> _Your goal_: Rewrite everything in the data from the line containing "What elements are" down to the line containing "option-line: . 毒力变异", both included, changing "question-line" to "prompt-line" and leaving all else as it is.

> _Exercise input_:
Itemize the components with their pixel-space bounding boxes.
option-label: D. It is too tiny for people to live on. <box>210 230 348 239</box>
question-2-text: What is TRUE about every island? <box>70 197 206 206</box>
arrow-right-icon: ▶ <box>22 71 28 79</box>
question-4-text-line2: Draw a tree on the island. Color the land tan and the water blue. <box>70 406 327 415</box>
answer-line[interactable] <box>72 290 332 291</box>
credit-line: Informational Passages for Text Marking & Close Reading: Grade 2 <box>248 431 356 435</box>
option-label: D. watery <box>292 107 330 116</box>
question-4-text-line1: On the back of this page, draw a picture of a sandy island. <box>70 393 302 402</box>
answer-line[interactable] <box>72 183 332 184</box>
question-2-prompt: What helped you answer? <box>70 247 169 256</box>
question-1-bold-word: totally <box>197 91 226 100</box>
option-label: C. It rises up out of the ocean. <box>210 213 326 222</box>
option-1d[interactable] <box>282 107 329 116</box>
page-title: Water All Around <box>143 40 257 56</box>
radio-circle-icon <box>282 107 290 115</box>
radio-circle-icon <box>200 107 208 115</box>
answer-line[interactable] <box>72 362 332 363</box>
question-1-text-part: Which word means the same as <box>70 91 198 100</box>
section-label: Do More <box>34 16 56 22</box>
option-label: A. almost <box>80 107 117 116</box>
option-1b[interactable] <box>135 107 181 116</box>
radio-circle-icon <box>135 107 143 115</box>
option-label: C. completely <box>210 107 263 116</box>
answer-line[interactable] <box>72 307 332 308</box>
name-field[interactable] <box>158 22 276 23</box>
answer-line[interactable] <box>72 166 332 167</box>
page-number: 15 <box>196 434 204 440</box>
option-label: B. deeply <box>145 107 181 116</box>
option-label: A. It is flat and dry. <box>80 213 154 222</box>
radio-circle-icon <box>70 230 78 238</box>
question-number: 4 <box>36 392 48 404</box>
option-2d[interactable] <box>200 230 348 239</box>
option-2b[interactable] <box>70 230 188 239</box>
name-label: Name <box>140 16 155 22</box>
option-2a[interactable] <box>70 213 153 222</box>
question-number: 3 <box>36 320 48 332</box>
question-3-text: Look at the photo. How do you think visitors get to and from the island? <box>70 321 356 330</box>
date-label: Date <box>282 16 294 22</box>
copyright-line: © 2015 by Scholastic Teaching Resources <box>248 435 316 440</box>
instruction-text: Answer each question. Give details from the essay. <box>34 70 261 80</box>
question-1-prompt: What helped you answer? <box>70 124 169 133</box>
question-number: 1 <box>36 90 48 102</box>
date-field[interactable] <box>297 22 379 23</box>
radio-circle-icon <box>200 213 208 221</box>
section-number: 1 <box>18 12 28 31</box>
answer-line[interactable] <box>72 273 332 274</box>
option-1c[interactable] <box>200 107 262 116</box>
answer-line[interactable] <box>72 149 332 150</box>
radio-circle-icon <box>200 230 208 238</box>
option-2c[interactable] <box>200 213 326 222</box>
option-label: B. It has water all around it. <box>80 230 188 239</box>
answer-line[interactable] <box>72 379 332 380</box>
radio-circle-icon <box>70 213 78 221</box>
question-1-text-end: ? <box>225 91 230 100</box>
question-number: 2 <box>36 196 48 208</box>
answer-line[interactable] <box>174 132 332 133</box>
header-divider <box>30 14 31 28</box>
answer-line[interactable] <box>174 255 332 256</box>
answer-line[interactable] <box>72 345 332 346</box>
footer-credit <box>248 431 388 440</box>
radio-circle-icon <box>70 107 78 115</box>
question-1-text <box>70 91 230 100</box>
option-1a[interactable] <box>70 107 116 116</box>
==
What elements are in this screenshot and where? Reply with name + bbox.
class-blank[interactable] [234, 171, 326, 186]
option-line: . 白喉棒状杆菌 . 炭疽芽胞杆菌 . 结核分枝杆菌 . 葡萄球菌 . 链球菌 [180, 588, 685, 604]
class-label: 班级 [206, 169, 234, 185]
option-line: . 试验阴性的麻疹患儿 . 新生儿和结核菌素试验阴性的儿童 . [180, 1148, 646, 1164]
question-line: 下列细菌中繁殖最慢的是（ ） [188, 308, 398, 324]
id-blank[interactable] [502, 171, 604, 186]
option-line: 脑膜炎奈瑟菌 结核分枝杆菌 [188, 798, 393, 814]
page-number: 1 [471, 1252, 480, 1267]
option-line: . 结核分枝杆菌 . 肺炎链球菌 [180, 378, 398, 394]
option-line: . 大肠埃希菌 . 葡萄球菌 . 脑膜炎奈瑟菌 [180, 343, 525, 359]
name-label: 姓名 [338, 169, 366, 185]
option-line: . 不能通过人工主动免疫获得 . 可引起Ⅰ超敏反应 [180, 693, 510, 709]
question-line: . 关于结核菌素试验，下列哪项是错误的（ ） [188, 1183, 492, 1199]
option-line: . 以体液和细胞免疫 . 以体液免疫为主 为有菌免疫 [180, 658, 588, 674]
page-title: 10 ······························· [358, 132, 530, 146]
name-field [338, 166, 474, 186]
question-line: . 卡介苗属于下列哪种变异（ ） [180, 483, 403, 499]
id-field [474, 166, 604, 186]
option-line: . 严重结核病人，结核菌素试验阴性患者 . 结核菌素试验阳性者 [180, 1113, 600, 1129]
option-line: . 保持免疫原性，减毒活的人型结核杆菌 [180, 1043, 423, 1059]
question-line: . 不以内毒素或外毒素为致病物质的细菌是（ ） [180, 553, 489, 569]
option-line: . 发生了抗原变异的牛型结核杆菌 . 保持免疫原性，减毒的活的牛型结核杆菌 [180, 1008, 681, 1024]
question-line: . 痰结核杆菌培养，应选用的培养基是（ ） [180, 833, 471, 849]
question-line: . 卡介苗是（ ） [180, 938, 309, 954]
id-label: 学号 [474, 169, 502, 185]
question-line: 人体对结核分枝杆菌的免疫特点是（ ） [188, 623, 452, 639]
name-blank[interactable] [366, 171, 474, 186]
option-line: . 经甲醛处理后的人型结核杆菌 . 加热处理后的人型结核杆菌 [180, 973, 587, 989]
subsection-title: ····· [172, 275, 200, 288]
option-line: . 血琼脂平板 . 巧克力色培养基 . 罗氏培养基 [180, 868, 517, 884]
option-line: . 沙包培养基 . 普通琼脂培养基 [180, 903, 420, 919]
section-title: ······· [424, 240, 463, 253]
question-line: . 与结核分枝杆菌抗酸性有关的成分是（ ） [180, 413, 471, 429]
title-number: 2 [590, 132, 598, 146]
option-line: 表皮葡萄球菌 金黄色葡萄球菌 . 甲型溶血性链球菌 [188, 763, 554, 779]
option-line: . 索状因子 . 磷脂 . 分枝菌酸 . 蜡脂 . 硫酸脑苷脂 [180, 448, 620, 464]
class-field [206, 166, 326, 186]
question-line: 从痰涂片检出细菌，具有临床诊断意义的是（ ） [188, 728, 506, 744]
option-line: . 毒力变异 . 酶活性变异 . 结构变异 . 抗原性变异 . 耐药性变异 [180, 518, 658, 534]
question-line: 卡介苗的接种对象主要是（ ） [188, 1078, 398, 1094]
---
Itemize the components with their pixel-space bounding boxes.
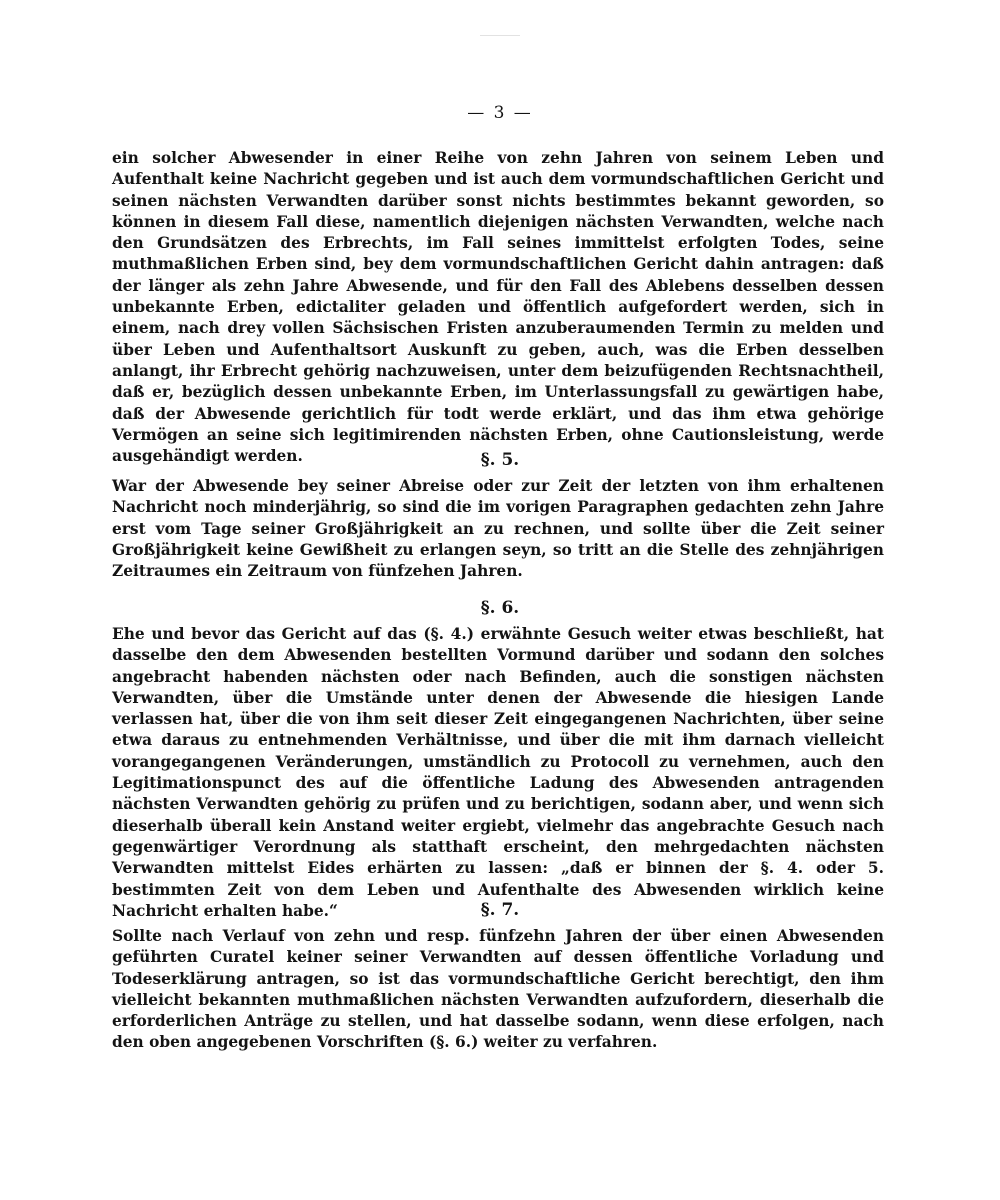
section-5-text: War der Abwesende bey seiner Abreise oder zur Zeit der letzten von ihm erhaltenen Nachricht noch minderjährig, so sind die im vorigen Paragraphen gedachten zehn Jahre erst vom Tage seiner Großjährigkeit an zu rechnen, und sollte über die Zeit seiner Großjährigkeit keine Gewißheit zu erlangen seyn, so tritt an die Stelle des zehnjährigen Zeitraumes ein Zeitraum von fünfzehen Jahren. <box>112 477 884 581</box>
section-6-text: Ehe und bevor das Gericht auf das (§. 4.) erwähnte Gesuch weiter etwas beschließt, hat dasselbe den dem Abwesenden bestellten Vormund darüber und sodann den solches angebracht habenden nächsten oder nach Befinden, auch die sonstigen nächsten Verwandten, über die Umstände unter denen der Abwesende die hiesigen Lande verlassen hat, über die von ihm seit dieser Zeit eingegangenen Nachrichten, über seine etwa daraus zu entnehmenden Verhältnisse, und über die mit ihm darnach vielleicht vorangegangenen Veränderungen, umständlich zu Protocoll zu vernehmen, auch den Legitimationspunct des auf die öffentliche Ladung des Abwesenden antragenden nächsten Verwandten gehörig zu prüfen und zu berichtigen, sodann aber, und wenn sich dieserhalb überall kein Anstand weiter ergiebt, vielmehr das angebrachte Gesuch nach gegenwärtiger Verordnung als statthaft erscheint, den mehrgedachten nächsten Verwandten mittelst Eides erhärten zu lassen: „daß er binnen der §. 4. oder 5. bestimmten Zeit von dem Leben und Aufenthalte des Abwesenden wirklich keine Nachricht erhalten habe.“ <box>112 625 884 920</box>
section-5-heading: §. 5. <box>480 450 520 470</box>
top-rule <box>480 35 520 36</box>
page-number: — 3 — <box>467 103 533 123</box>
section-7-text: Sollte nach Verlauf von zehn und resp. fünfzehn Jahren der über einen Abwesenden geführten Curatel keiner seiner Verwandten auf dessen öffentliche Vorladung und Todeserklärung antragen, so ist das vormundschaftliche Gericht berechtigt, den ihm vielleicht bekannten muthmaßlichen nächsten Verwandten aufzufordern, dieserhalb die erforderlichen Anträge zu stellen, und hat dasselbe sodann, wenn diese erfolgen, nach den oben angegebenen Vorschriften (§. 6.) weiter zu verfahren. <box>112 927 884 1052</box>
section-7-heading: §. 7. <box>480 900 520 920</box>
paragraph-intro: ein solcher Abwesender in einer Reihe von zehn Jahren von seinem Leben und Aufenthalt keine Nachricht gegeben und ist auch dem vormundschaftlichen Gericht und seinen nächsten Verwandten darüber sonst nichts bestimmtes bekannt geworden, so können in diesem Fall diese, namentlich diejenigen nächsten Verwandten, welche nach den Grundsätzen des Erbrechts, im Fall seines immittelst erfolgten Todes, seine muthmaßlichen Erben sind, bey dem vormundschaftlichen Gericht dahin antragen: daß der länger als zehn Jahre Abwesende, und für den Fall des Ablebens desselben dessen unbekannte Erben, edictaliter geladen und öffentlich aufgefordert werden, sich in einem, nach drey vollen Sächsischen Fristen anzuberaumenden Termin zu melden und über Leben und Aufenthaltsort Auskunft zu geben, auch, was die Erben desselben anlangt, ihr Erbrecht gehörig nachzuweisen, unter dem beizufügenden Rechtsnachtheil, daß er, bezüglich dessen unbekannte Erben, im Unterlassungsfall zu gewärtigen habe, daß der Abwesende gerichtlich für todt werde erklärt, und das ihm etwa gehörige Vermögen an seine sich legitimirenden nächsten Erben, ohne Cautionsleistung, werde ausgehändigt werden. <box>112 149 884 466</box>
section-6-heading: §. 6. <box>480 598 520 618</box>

> _Written response_:
What elements are in this screenshot and where? Reply with name + bbox.
class-blank[interactable] [234, 171, 326, 186]
option-line: . 白喉棒状杆菌 . 炭疽芽胞杆菌 . 结核分枝杆菌 . 葡萄球菌 . 链球菌 [180, 588, 685, 604]
class-label: 班级 [206, 169, 234, 185]
option-line: . 试验阴性的麻疹患儿 . 新生儿和结核菌素试验阴性的儿童 . [180, 1148, 646, 1164]
prompt-line: 下列细菌中繁殖最慢的是（ ） [188, 308, 398, 324]
id-blank[interactable] [502, 171, 604, 186]
option-line: 脑膜炎奈瑟菌 结核分枝杆菌 [188, 798, 393, 814]
page-number: 1 [471, 1252, 480, 1267]
option-line: . 结核分枝杆菌 . 肺炎链球菌 [180, 378, 398, 394]
option-line: . 大肠埃希菌 . 葡萄球菌 . 脑膜炎奈瑟菌 [180, 343, 525, 359]
name-label: 姓名 [338, 169, 366, 185]
option-line: . 不能通过人工主动免疫获得 . 可引起Ⅰ超敏反应 [180, 693, 510, 709]
prompt-line: . 关于结核菌素试验，下列哪项是错误的（ ） [188, 1183, 492, 1199]
option-line: . 以体液和细胞免疫 . 以体液免疫为主 为有菌免疫 [180, 658, 588, 674]
page-title: 10 ······························· [358, 132, 530, 146]
name-field [338, 166, 474, 186]
prompt-line: . 卡介苗属于下列哪种变异（ ） [180, 483, 403, 499]
id-field [474, 166, 604, 186]
option-line: . 严重结核病人，结核菌素试验阴性患者 . 结核菌素试验阳性者 [180, 1113, 600, 1129]
option-line: . 保持免疫原性，减毒活的人型结核杆菌 [180, 1043, 423, 1059]
prompt-line: . 不以内毒素或外毒素为致病物质的细菌是（ ） [180, 553, 489, 569]
option-line: . 发生了抗原变异的牛型结核杆菌 . 保持免疫原性，减毒的活的牛型结核杆菌 [180, 1008, 681, 1024]
prompt-line: . 痰结核杆菌培养，应选用的培养基是（ ） [180, 833, 471, 849]
prompt-line: . 卡介苗是（ ） [180, 938, 309, 954]
id-label: 学号 [474, 169, 502, 185]
prompt-line: 人体对结核分枝杆菌的免疫特点是（ ） [188, 623, 452, 639]
name-blank[interactable] [366, 171, 474, 186]
option-line: . 经甲醛处理后的人型结核杆菌 . 加热处理后的人型结核杆菌 [180, 973, 587, 989]
subsection-title: ····· [172, 275, 200, 288]
option-line: . 血琼脂平板 . 巧克力色培养基 . 罗氏培养基 [180, 868, 517, 884]
option-line: . 沙包培养基 . 普通琼脂培养基 [180, 903, 420, 919]
section-title: ······· [424, 240, 463, 253]
prompt-line: . 与结核分枝杆菌抗酸性有关的成分是（ ） [180, 413, 471, 429]
title-number: 2 [590, 132, 598, 146]
option-line: 表皮葡萄球菌 金黄色葡萄球菌 . 甲型溶血性链球菌 [188, 763, 554, 779]
option-line: . 索状因子 . 磷脂 . 分枝菌酸 . 蜡脂 . 硫酸脑苷脂 [180, 448, 620, 464]
class-field [206, 166, 326, 186]
prompt-line: 从痰涂片检出细菌，具有临床诊断意义的是（ ） [188, 728, 506, 744]
option-line: . 毒力变异 . 酶活性变异 . 结构变异 . 抗原性变异 . 耐药性变异 [180, 518, 658, 534]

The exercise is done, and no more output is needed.